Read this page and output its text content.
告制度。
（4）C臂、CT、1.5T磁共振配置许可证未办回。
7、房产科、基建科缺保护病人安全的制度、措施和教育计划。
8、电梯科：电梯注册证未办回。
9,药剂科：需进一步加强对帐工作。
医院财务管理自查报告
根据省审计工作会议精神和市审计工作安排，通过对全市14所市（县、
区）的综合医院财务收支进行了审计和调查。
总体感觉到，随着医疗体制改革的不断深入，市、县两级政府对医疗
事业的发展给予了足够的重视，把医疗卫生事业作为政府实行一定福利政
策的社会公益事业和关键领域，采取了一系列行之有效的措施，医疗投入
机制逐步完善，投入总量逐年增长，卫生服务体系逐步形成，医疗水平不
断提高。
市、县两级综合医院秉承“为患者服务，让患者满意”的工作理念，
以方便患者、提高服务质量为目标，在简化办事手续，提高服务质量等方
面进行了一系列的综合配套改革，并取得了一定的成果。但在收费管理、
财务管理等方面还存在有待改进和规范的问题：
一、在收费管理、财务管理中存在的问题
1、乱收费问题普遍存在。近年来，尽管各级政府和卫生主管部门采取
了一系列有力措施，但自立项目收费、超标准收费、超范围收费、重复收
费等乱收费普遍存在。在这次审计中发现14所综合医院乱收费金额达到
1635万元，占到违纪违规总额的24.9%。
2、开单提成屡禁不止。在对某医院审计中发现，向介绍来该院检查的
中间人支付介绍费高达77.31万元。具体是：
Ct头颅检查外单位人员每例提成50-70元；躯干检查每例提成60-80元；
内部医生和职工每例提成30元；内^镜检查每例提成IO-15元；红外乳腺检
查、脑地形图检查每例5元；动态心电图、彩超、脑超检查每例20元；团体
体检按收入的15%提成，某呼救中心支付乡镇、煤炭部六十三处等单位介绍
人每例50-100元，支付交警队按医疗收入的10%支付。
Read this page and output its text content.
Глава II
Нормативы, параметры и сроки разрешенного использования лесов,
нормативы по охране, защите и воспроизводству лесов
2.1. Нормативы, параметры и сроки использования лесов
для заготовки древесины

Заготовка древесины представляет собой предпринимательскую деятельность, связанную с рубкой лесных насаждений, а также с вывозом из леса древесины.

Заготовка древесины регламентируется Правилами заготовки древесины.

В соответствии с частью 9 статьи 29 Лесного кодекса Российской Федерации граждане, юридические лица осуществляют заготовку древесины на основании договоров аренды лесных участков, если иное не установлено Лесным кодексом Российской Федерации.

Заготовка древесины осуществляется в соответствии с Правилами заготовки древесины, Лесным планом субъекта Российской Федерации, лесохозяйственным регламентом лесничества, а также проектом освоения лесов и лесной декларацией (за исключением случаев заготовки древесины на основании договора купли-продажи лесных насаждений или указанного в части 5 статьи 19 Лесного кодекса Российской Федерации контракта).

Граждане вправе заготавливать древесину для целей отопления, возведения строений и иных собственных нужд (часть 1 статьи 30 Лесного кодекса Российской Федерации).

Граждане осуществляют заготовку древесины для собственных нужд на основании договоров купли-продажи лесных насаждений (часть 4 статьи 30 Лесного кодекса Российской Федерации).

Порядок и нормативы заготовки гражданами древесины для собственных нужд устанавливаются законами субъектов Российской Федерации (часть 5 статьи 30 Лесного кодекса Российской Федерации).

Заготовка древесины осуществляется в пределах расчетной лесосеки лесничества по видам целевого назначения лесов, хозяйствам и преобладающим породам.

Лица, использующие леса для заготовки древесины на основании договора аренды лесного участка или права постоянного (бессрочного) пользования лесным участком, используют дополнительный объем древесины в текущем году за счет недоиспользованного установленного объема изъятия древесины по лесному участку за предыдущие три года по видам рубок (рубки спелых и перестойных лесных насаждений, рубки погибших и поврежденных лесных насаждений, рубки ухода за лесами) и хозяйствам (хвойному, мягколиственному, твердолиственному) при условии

# Exercise brief:
Using the data above, print every record exactly as shown.

# Exercise output:
Read this page and output its text content.
告制度。
（4）C臂、CT、1.5T磁共振配置许可证未办回。
7、房产科、基建科缺保护病人安全的制度、措施和教育计划。
8、电梯科：电梯注册证未办回。
9,药剂科：需进一步加强对帐工作。
医院财务管理自查报告
根据省审计工作会议精神和市审计工作安排，通过对全市14所市（县、
区）的综合医院财务收支进行了审计和调查。
总体感觉到，随着医疗体制改革的不断深入，市、县两级政府对医疗
事业的发展给予了足够的重视，把医疗卫生事业作为政府实行一定福利政
策的社会公益事业和关键领域，采取了一系列行之有效的措施，医疗投入
机制逐步完善，投入总量逐年增长，卫生服务体系逐步形成，医疗水平不
断提高。
市、县两级综合医院秉承“为患者服务，让患者满意”的工作理念，
以方便患者、提高服务质量为目标，在简化办事手续，提高服务质量等方
面进行了一系列的综合配套改革，并取得了一定的成果。但在收费管理、
财务管理等方面还存在有待改进和规范的问题：
一、在收费管理、财务管理中存在的问题
1、乱收费问题普遍存在。近年来，尽管各级政府和卫生主管部门采取
了一系列有力措施，但自立项目收费、超标准收费、超范围收费、重复收
费等乱收费普遍存在。在这次审计中发现14所综合医院乱收费金额达到
1635万元，占到违纪违规总额的24.9%。
2、开单提成屡禁不止。在对某医院审计中发现，向介绍来该院检查的
中间人支付介绍费高达77.31万元。具体是：
Ct头颅检查外单位人员每例提成50-70元；躯干检查每例提成60-80元；
内部医生和职工每例提成30元；内^镜检查每例提成IO-15元；红外乳腺检
查、脑地形图检查每例5元；动态心电图、彩超、脑超检查每例20元；团体
体检按收入的15%提成，某呼救中心支付乡镇、煤炭部六十三处等单位介绍
人每例50-100元，支付交警队按医疗收入的10%支付。
Read this page and output its text content.
Глава II
Нормативы, параметры и сроки разрешенного использования лесов,
нормативы по охране, защите и воспроизводству лесов
2.1. Нормативы, параметры и сроки использования лесов
для заготовки древесины

Заготовка древесины представляет собой предпринимательскую деятельность, связанную с рубкой лесных насаждений, а также с вывозом из леса древесины.

Заготовка древесины регламентируется Правилами заготовки древесины.

В соответствии с частью 9 статьи 29 Лесного кодекса Российской Федерации граждане, юридические лица осуществляют заготовку древесины на основании договоров аренды лесных участков, если иное не установлено Лесным кодексом Российской Федерации.

Заготовка древесины осуществляется в соответствии с Правилами заготовки древесины, Лесным планом субъекта Российской Федерации, лесохозяйственным регламентом лесничества, а также проектом освоения лесов и лесной декларацией (за исключением случаев заготовки древесины на основании договора купли-продажи лесных насаждений или указанного в части 5 статьи 19 Лесного кодекса Российской Федерации контракта).

Граждане вправе заготавливать древесину для целей отопления, возведения строений и иных собственных нужд (часть 1 статьи 30 Лесного кодекса Российской Федерации).

Граждане осуществляют заготовку древесины для собственных нужд на основании договоров купли-продажи лесных насаждений (часть 4 статьи 30 Лесного кодекса Российской Федерации).

Порядок и нормативы заготовки гражданами древесины для собственных нужд устанавливаются законами субъектов Российской Федерации (часть 5 статьи 30 Лесного кодекса Российской Федерации).

Заготовка древесины осуществляется в пределах расчетной лесосеки лесничества по видам целевого назначения лесов, хозяйствам и преобладающим породам.

Лица, использующие леса для заготовки древесины на основании договора аренды лесного участка или права постоянного (бессрочного) пользования лесным участком, используют дополнительный объем древесины в текущем году за счет недоиспользованного установленного объема изъятия древесины по лесному участку за предыдущие три года по видам рубок (рубки спелых и перестойных лесных насаждений, рубки погибших и поврежденных лесных насаждений, рубки ухода за лесами) и хозяйствам (хвойному, мягколиственному, твердолиственному) при условии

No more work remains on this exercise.